- _Records to use_
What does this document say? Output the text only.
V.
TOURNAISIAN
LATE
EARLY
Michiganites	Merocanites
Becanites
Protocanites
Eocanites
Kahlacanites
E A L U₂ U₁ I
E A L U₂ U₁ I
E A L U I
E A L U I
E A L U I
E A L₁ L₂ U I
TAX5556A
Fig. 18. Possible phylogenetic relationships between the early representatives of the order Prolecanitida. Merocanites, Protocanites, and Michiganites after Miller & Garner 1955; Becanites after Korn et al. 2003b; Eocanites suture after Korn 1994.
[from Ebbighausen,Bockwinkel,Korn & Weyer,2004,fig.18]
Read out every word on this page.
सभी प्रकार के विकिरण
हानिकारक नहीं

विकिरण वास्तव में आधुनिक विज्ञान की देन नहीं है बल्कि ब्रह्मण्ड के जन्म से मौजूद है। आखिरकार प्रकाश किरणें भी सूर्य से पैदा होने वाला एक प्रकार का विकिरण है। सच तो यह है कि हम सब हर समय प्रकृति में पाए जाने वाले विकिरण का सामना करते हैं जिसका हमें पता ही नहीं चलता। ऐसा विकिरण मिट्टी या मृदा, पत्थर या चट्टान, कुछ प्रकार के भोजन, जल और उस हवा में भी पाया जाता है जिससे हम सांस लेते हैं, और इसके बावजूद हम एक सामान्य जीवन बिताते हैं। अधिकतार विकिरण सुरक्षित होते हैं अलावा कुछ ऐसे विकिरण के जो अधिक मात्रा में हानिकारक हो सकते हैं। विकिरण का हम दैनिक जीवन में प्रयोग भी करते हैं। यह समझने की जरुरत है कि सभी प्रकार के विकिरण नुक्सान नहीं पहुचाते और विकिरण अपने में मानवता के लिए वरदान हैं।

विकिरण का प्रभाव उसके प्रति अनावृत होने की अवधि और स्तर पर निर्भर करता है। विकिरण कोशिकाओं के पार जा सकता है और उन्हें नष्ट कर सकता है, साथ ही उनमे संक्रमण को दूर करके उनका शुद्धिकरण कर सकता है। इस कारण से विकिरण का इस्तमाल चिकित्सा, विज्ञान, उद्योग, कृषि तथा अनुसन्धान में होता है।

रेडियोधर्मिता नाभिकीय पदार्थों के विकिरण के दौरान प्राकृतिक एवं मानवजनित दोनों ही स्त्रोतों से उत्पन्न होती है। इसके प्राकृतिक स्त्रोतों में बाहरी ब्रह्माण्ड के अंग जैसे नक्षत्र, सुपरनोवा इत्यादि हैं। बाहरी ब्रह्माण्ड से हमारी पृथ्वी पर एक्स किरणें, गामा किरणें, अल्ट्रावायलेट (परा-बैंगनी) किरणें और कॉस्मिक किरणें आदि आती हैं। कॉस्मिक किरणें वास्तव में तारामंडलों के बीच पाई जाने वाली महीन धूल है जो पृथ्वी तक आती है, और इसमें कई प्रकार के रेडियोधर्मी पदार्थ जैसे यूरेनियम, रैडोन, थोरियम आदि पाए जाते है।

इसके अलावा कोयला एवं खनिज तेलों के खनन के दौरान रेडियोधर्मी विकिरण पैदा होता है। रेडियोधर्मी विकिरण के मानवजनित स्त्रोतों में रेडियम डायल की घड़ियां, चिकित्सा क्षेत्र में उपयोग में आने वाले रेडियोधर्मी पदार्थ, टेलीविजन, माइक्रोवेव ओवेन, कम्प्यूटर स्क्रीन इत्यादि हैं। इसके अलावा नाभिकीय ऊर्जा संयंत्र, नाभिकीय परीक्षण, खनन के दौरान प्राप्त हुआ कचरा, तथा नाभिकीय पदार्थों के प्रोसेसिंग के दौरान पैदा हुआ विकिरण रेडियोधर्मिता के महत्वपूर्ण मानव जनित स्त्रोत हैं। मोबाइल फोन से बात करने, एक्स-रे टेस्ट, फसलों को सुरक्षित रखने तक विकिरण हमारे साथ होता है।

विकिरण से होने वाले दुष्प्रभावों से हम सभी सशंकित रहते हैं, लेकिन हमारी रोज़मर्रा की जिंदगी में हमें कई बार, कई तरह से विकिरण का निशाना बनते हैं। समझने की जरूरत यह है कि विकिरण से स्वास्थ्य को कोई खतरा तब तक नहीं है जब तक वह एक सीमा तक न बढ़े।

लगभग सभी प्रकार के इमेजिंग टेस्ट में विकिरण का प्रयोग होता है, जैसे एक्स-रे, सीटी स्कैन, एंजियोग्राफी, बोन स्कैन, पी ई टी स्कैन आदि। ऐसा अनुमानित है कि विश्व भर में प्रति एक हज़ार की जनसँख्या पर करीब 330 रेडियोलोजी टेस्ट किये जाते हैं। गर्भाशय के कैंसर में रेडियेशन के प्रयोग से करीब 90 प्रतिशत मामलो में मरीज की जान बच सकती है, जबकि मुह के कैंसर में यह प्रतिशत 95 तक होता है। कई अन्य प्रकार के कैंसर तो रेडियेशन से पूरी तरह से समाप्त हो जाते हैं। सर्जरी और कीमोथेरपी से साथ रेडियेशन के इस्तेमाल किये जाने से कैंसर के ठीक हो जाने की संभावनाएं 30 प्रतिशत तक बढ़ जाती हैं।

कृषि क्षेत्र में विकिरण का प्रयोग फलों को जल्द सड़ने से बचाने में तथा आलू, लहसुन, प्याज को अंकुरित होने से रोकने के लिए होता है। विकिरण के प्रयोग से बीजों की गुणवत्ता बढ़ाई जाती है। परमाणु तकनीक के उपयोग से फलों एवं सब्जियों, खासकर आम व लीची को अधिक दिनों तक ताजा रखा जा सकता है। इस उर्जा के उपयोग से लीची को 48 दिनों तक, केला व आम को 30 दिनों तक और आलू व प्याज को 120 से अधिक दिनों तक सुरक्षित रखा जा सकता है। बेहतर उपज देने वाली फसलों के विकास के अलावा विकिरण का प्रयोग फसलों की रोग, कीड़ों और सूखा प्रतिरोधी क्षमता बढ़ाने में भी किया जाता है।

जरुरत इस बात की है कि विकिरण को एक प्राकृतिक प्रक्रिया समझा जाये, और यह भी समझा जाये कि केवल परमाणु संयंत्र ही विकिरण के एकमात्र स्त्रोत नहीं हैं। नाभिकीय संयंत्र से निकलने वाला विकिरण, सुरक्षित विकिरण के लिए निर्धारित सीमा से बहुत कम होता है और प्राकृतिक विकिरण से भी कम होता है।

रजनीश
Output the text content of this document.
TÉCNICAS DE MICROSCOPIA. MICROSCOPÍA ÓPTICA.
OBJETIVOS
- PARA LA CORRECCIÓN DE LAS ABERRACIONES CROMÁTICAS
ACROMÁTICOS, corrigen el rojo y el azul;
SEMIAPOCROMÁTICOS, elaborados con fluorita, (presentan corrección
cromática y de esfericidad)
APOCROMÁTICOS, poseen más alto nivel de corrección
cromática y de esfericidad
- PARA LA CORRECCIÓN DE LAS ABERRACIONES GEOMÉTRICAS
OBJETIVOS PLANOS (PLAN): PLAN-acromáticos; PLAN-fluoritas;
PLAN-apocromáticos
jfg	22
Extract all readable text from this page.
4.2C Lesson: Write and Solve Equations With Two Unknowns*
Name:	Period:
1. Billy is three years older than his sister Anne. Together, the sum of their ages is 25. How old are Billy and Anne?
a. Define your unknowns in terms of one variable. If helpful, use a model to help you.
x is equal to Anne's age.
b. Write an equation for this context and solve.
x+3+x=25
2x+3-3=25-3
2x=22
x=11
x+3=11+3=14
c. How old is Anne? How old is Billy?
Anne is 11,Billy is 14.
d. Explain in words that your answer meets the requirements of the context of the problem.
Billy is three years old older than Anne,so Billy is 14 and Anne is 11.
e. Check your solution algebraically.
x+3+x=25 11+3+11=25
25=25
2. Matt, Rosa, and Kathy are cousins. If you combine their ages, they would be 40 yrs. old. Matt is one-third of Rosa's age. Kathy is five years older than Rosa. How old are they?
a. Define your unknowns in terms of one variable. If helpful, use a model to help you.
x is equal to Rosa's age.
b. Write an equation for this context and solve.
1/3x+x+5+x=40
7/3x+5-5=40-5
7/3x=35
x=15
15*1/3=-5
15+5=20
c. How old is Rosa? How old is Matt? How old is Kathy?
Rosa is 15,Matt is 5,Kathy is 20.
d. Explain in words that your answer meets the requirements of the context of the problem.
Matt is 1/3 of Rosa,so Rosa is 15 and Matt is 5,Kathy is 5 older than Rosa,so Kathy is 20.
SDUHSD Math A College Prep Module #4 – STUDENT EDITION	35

- _Exercise requirements_
Find the word "years" in the records and pull out each line that has it.

- _The solution_
1. Billy is three years older than his sister Anne. Together, the sum of their ages is 25. How old are Billy and Anne?
Billy is three years old older than Anne,so Billy is 14 and Anne is 11.
2. Matt, Rosa, and Kathy are cousins. If you combine their ages, they would be 40 yrs. old. Matt is one-third of Rosa's age. Kathy is five years older than Rosa. How old are they?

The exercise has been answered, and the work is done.